● Stated exercise
Find the word "population" in the data. Return every line where it appears.
-- start Materials provided --
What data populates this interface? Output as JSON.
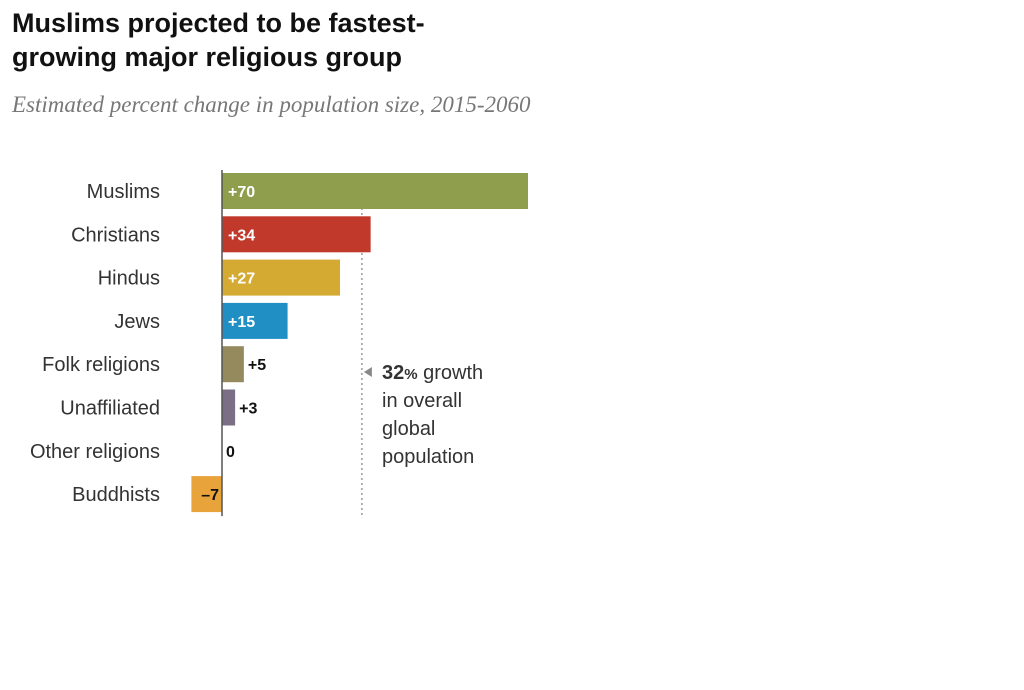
{
  "chart_data": {
    "type": "bar",
    "orientation": "horizontal",
    "title": "Muslims projected to be fastest-growing major religious group",
    "subtitle": "Estimated percent change in population size, 2015-2060",
    "categories": [
      "Muslims",
      "Christians",
      "Hindus",
      "Jews",
      "Folk religions",
      "Unaffiliated",
      "Other religions",
      "Buddhists"
    ],
    "values": [
      70,
      34,
      27,
      15,
      5,
      3,
      0,
      -7
    ],
    "value_labels": [
      "+70",
      "+34",
      "+27",
      "+15",
      "+5",
      "+3",
      "0",
      "–7"
    ],
    "colors": [
      "#8e9e4d",
      "#c0392b",
      "#d4aa33",
      "#1f8fc4",
      "#948a5e",
      "#7a6f85",
      "#999999",
      "#e8a33a"
    ],
    "xlim": [
      -7,
      70
    ],
    "reference_line": {
      "value": 32
    },
    "annotation": {
      "value": "32",
      "unit": "%",
      "lines": [
        " growth",
        "in overall",
        "global",
        "population"
      ]
    }
  }
}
-- end Materials provided --
● Output below
    "subtitle": "Estimated percent change in population size, 2015-2060",
        "population"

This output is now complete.